#### Your objective
Only lines holding the word "eflux" should be copied from the material.

+ + + + +

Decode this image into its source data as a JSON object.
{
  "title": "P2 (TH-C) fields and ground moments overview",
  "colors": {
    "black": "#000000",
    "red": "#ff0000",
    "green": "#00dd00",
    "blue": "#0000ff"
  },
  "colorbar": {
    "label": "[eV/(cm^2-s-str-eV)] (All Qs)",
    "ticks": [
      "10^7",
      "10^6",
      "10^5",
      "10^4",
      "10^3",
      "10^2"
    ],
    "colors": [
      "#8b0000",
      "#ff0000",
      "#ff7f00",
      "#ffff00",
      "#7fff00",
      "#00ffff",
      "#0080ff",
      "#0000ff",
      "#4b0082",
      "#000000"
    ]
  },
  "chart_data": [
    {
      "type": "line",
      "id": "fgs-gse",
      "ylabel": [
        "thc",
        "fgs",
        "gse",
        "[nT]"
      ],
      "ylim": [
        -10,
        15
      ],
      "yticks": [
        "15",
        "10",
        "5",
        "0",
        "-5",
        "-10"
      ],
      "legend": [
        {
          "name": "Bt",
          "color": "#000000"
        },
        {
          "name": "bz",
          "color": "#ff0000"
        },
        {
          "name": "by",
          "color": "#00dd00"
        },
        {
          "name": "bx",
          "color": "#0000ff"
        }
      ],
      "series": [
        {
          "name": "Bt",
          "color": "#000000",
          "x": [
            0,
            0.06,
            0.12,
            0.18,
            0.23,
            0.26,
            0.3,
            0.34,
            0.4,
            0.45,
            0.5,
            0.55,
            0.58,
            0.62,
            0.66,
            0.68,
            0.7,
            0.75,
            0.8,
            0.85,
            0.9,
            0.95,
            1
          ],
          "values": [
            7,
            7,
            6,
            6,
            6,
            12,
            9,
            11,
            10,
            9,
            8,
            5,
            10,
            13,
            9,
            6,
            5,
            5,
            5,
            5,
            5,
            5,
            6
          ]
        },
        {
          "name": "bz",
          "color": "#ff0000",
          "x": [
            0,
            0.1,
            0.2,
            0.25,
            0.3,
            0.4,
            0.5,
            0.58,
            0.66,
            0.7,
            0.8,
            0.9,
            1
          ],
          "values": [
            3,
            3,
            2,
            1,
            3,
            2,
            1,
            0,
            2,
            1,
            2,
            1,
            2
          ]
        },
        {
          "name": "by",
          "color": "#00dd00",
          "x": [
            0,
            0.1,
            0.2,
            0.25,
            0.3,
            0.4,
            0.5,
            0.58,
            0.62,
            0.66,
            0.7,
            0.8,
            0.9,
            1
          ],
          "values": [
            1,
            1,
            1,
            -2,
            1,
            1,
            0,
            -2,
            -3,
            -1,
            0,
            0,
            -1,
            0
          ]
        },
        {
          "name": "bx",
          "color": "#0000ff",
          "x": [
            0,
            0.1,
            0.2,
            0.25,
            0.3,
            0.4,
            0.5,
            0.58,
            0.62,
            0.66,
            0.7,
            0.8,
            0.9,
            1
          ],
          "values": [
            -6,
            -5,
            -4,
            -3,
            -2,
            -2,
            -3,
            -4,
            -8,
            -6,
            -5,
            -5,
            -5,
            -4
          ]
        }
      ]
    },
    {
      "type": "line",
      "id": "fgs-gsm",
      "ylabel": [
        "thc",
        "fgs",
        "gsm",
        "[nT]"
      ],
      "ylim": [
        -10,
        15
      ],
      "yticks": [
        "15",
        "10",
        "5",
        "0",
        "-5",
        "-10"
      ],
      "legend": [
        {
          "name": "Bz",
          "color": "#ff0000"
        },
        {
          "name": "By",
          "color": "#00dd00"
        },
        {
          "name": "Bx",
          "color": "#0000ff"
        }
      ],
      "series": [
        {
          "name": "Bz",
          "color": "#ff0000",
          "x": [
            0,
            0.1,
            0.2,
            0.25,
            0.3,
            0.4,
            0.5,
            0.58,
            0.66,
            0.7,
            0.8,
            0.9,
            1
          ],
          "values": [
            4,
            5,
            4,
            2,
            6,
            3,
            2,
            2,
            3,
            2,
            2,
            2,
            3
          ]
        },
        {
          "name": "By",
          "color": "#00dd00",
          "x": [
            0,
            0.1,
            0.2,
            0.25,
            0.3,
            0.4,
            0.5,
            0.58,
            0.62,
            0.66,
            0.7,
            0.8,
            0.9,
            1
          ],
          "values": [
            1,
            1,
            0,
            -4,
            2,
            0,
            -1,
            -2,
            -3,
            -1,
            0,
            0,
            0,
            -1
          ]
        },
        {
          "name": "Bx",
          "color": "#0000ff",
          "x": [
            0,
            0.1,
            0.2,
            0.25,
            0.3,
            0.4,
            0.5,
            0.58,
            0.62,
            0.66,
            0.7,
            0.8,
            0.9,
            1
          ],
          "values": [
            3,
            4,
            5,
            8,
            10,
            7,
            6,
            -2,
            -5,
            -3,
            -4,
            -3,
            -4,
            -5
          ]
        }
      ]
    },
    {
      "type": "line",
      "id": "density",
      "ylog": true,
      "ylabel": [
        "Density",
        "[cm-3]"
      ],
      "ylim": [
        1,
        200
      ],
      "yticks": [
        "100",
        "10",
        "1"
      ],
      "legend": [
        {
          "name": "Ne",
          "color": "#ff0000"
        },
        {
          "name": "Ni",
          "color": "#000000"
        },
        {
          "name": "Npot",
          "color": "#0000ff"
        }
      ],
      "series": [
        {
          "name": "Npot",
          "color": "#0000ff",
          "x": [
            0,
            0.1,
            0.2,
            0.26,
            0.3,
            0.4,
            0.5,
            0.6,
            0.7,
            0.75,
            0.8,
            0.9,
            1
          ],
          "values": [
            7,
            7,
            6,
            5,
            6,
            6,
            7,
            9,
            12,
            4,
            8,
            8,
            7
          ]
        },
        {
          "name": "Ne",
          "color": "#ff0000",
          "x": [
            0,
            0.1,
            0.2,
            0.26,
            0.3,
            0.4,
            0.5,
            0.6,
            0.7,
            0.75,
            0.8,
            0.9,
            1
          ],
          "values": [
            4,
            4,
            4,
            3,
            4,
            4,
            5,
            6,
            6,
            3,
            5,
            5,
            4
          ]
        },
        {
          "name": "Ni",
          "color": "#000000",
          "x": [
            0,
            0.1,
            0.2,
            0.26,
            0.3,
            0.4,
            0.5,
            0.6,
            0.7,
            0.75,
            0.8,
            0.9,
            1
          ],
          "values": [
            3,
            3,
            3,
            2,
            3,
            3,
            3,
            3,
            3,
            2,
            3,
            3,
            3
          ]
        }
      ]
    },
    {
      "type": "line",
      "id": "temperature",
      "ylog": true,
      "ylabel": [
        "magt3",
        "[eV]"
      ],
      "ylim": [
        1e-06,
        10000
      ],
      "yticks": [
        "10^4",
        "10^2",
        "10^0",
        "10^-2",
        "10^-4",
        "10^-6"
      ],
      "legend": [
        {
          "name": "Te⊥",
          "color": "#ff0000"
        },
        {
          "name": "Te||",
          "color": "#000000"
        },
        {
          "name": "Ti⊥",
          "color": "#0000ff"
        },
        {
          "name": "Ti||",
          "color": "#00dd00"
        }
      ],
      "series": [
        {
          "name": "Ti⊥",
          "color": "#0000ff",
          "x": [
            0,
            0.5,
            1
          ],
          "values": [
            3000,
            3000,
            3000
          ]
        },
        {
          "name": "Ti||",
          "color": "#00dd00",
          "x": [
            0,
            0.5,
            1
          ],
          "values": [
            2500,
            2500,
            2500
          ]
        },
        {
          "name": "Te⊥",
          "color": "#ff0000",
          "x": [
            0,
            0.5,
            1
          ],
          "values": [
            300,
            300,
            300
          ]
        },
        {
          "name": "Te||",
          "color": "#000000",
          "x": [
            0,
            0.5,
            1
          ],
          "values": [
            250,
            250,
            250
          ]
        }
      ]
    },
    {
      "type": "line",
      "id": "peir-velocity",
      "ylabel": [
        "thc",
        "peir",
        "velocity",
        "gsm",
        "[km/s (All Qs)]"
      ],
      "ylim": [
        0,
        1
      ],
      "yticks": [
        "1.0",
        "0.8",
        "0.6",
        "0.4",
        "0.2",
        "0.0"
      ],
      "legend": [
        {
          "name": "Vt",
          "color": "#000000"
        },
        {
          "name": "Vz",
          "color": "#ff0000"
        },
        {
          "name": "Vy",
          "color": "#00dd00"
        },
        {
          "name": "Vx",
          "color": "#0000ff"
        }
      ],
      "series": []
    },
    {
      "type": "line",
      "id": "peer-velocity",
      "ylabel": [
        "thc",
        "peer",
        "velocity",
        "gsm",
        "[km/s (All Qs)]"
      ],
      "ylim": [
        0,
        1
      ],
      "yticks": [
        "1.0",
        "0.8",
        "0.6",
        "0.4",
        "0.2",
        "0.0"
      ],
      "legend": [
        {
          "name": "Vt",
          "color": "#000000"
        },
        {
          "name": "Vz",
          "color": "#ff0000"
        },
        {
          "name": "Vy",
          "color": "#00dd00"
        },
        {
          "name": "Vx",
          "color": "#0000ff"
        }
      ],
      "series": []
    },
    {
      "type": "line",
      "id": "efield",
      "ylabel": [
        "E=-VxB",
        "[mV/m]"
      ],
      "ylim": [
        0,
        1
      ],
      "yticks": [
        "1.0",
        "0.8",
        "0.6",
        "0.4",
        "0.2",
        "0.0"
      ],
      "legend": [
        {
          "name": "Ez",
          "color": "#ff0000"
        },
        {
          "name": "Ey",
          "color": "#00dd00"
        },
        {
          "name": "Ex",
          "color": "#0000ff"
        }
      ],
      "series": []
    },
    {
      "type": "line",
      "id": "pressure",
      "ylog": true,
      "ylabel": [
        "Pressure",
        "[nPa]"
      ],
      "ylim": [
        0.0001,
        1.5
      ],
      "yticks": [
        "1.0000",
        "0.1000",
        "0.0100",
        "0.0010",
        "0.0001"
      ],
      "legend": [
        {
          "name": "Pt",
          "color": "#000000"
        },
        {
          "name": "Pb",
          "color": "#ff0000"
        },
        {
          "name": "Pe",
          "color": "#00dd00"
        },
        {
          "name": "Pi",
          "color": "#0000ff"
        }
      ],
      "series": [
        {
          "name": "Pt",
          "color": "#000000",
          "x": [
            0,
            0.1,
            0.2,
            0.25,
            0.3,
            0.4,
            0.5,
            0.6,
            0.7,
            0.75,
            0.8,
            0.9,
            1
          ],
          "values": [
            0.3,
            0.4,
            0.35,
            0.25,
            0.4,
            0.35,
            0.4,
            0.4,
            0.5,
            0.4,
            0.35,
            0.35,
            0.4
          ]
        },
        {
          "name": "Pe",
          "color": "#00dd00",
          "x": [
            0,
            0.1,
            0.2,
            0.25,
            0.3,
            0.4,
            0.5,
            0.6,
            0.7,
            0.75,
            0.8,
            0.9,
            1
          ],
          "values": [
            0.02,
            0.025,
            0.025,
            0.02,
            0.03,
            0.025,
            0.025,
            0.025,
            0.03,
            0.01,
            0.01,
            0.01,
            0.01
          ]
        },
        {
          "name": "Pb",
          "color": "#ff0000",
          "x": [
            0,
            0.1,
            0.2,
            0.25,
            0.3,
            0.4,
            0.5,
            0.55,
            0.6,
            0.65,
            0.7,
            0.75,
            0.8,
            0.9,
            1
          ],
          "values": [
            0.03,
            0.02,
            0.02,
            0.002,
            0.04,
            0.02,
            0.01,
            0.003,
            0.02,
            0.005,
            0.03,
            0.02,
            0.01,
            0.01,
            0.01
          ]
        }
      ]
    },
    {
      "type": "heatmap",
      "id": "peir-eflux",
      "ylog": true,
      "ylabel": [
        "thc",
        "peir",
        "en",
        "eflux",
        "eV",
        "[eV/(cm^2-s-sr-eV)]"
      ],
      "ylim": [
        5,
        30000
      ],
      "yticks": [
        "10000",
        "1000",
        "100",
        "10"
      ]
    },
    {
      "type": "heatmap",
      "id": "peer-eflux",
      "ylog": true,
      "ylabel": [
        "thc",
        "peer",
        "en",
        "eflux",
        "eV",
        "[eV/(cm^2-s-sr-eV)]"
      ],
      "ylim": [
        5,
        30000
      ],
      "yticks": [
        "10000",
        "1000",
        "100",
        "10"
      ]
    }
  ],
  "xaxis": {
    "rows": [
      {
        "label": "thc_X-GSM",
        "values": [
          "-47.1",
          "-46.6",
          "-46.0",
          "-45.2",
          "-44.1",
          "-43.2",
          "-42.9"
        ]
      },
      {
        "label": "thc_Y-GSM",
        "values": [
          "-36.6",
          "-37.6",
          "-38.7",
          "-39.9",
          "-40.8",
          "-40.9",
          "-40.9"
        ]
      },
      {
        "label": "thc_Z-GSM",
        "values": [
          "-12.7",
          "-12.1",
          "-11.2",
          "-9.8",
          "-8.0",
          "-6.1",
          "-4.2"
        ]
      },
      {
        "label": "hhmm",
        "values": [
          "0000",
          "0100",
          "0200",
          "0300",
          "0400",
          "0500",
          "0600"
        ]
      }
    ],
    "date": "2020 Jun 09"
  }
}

+ + + + +

#### Result of the task
      "id": "peir-eflux",
        "eflux",
      "id": "peer-eflux",
        "eflux",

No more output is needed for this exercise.